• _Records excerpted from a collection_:
(begin)
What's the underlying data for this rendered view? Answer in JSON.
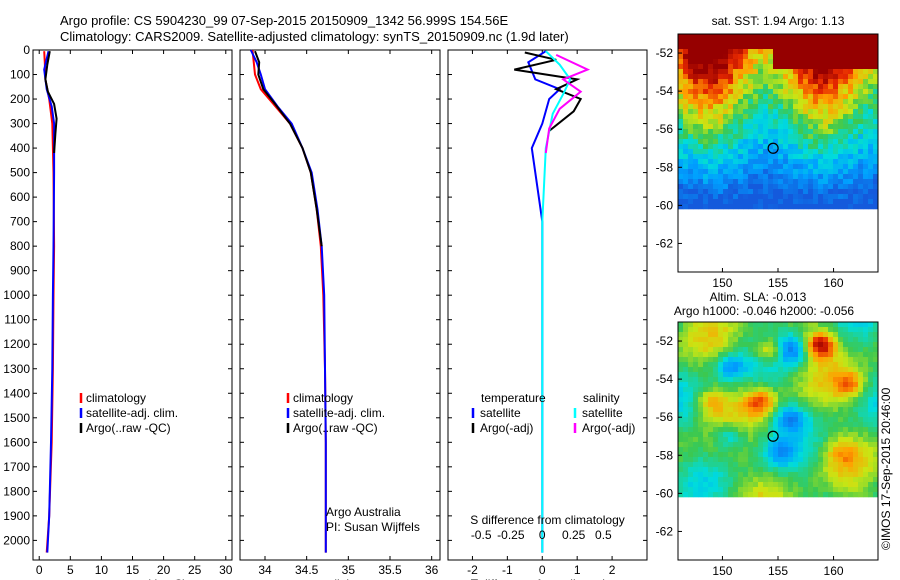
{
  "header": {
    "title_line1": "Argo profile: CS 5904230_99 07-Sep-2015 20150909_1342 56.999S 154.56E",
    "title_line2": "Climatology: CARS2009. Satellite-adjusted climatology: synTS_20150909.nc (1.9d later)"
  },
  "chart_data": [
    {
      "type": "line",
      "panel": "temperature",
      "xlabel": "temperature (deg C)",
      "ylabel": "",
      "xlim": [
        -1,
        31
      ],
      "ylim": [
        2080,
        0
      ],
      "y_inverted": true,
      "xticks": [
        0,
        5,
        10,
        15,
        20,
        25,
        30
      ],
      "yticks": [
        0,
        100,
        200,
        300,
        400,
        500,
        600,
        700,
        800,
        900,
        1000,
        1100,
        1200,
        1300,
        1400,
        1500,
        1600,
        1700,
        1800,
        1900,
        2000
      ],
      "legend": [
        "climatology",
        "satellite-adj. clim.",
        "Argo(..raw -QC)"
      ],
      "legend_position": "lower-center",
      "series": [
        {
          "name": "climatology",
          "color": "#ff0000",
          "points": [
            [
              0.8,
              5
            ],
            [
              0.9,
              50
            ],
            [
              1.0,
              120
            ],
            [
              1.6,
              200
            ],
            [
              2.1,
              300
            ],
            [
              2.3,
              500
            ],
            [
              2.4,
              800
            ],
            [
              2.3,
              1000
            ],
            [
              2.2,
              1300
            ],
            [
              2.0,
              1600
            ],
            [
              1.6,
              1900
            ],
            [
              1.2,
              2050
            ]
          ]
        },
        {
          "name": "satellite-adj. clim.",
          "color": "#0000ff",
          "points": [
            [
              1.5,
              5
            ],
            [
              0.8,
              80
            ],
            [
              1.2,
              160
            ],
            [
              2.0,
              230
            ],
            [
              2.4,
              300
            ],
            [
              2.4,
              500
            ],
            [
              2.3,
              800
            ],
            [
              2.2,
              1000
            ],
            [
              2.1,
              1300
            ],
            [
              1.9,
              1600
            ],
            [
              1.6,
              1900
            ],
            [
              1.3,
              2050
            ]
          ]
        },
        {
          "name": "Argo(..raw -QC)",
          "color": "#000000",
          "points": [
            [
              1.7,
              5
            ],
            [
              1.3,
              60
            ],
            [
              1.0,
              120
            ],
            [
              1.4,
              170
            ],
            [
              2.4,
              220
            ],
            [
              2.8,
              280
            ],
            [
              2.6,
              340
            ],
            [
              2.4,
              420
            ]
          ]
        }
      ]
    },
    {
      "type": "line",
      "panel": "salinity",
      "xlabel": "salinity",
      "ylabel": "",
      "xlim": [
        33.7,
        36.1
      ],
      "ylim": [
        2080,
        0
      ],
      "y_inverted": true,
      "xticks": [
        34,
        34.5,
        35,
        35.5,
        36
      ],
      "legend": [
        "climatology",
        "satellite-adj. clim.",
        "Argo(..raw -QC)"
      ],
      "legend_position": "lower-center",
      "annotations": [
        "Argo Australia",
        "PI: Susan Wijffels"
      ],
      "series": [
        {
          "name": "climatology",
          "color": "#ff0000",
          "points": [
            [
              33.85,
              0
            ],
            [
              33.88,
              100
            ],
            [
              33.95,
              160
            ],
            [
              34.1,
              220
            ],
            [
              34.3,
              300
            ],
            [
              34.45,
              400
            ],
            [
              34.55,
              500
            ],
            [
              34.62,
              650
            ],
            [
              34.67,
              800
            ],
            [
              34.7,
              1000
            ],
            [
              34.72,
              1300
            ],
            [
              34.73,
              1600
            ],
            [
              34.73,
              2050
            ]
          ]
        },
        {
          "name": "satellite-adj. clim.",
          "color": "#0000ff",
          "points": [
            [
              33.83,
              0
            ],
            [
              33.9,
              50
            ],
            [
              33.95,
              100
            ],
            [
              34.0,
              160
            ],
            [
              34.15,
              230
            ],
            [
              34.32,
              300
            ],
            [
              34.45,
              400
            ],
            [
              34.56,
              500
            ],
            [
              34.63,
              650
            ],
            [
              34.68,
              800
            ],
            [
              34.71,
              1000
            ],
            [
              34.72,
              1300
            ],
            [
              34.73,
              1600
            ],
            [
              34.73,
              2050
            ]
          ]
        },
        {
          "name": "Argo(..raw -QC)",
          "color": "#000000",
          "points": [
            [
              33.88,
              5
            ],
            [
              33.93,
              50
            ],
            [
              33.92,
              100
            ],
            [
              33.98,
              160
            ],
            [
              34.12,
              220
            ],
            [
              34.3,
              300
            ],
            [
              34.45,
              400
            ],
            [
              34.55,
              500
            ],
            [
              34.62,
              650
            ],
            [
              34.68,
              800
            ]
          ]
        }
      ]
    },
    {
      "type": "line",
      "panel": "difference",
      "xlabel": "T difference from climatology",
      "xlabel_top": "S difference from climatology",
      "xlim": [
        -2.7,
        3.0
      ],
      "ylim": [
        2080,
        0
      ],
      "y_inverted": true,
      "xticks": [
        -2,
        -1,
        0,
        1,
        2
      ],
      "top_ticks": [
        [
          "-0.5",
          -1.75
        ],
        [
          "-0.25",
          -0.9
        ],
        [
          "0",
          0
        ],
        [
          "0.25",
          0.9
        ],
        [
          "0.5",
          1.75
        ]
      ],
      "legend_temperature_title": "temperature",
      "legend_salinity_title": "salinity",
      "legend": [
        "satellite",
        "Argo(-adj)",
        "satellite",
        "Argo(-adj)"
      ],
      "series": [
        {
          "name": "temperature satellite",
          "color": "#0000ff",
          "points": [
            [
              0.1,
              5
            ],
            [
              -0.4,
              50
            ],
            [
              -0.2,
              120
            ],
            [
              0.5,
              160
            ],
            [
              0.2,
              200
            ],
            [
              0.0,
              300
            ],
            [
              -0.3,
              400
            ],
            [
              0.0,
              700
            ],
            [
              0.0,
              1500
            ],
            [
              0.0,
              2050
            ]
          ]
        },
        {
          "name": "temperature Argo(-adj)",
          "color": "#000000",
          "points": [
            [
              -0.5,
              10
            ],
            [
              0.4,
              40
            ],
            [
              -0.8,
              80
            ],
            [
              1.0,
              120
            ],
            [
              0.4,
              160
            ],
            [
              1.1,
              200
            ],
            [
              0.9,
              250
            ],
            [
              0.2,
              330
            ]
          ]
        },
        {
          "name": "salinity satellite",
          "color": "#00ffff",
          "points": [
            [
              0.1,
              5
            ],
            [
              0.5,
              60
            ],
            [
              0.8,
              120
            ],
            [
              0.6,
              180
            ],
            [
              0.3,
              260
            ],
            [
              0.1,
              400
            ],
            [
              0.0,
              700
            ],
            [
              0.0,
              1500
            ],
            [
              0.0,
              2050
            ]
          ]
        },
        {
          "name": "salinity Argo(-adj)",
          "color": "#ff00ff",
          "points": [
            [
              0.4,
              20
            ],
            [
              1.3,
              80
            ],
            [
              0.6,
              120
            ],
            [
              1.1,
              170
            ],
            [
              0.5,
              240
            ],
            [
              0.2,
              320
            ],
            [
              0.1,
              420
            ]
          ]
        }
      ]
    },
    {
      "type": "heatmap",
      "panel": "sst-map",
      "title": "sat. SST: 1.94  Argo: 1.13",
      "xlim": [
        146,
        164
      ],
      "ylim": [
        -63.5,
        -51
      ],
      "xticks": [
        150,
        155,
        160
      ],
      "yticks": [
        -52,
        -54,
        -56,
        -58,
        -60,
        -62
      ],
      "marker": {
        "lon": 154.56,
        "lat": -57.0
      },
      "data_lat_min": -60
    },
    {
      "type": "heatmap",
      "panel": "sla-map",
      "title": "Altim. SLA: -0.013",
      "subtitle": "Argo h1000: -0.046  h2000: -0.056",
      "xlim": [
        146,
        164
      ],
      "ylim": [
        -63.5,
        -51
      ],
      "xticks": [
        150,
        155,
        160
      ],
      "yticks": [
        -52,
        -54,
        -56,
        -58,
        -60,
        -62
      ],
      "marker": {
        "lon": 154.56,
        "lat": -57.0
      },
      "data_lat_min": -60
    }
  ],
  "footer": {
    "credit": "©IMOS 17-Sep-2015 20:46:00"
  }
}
(end)
• _WORK TO BE COMPLETED_: Select the lines that carry the string "temperature" and copy them.

• _WRITTEN RESPONSE_:
      "panel": "temperature",
      "xlabel": "temperature (deg C)",
      "legend_temperature_title": "temperature",
          "name": "temperature satellite",
          "name": "temperature Argo(-adj)",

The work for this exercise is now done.